**Task instructions:** Give nothing except the number of lines containing the word "used".

**Entries:**
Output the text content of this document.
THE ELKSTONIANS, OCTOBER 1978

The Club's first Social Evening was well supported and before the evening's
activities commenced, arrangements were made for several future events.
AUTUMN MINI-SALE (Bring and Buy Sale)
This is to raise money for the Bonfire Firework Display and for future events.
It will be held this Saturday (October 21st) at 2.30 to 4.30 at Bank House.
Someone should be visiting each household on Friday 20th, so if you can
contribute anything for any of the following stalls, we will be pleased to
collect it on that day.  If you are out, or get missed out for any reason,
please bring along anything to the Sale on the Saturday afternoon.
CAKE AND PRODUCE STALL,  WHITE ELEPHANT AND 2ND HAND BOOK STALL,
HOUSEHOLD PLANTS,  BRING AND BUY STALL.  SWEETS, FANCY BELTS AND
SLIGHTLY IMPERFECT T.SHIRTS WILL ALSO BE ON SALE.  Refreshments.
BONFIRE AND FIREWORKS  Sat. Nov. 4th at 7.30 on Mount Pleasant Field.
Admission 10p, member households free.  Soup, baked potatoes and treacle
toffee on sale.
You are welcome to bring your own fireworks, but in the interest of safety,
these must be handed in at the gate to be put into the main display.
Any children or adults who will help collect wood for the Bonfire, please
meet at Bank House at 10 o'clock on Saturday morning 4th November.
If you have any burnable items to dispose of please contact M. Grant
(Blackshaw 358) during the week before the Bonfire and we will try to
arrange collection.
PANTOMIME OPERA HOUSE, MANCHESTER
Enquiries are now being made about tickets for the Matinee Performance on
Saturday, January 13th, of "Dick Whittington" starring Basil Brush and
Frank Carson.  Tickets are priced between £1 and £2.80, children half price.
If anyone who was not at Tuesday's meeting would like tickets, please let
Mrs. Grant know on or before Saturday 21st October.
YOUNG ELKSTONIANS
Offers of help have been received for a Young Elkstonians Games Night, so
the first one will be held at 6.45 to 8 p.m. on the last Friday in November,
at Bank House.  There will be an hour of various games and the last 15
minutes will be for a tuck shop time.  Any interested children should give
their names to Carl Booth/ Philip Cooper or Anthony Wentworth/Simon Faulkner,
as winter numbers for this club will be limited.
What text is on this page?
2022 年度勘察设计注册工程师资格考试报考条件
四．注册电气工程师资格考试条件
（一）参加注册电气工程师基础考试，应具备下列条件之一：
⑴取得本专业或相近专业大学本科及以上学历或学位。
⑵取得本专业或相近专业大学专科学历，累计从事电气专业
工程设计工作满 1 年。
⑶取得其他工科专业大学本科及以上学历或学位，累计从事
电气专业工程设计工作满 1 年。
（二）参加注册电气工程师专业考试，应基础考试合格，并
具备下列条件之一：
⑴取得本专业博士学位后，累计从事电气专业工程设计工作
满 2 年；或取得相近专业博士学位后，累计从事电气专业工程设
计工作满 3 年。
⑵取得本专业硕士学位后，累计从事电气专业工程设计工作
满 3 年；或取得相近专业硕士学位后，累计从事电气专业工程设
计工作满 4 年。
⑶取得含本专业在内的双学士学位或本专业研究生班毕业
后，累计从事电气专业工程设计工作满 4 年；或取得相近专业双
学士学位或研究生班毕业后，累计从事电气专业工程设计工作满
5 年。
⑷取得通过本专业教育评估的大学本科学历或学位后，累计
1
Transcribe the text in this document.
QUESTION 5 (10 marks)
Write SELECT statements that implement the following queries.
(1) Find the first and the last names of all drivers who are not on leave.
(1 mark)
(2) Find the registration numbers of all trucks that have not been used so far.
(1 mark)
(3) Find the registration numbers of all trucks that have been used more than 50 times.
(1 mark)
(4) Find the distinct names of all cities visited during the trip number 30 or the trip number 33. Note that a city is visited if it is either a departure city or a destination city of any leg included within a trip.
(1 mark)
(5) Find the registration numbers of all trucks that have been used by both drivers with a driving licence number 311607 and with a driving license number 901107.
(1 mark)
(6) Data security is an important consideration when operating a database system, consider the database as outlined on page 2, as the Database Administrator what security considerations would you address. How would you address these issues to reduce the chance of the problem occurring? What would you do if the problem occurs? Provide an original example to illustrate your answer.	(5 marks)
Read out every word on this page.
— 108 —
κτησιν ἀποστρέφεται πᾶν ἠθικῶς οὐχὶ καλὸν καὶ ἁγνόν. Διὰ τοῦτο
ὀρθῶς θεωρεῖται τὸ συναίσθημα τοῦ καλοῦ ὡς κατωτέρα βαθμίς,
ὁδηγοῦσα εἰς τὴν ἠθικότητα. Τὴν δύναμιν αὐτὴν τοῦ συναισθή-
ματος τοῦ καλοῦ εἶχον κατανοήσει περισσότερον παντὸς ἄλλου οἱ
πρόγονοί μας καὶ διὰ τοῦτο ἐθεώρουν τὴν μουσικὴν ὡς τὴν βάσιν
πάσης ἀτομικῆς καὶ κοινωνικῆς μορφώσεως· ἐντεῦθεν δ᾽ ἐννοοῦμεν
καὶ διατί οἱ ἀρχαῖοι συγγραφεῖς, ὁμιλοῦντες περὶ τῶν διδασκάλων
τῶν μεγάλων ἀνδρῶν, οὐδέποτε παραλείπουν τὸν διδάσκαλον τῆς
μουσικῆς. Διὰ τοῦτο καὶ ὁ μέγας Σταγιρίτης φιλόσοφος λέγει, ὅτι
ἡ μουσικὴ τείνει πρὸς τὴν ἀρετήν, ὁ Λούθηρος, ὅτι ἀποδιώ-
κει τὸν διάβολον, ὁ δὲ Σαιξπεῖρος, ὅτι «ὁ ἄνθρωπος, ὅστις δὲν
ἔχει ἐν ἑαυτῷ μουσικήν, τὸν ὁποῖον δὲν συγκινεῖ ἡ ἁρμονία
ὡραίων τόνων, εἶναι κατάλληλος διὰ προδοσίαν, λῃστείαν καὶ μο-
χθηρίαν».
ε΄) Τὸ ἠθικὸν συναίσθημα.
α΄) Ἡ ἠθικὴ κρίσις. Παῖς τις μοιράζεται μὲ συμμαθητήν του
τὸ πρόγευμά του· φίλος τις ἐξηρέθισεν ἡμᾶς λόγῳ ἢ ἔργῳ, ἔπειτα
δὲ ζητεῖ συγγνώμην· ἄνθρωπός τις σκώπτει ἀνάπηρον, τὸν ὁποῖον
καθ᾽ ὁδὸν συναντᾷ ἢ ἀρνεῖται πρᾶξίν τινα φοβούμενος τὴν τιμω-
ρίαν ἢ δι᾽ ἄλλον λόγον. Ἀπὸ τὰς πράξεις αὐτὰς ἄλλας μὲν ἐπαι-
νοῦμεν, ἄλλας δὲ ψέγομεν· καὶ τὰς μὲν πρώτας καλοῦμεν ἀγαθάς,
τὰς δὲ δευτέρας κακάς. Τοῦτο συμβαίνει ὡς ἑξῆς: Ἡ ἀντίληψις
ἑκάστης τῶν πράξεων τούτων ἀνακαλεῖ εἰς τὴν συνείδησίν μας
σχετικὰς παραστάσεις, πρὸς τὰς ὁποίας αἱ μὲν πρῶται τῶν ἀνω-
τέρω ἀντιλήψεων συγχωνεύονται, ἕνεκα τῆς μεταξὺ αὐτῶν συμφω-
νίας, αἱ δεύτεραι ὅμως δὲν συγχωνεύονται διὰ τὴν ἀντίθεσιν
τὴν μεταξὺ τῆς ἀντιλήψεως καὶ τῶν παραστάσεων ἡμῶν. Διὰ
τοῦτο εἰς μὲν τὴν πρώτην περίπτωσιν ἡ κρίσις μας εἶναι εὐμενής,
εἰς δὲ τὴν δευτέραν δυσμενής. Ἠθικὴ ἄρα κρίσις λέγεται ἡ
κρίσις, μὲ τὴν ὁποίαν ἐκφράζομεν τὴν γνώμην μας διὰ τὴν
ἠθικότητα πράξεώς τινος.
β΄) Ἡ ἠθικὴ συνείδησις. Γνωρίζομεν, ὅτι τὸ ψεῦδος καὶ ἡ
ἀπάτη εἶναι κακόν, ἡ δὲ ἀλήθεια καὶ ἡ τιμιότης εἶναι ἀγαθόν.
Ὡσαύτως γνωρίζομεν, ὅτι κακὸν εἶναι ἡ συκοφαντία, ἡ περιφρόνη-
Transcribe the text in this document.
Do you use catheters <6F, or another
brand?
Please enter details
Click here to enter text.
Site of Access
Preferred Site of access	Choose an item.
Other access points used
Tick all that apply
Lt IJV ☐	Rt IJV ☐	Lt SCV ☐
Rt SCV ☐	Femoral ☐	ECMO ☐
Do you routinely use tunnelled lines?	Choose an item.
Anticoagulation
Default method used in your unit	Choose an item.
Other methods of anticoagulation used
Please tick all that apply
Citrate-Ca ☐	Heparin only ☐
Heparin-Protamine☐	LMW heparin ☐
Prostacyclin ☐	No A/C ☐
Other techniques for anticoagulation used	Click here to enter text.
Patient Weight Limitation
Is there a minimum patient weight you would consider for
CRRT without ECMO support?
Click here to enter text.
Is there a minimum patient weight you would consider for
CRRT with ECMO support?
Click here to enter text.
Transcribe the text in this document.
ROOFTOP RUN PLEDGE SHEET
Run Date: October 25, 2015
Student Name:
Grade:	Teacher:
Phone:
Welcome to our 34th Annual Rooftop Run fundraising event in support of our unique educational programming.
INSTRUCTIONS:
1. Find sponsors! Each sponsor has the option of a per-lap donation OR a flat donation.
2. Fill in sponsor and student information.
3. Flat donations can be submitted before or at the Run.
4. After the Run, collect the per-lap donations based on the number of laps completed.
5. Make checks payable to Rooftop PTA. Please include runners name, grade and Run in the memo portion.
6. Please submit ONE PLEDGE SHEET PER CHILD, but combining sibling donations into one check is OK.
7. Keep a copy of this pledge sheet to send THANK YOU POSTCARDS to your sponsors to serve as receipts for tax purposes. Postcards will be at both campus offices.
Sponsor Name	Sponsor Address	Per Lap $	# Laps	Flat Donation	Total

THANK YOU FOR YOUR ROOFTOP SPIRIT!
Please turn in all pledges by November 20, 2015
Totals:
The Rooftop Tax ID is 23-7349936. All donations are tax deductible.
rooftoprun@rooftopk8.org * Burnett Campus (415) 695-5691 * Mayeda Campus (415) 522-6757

**Response:** 7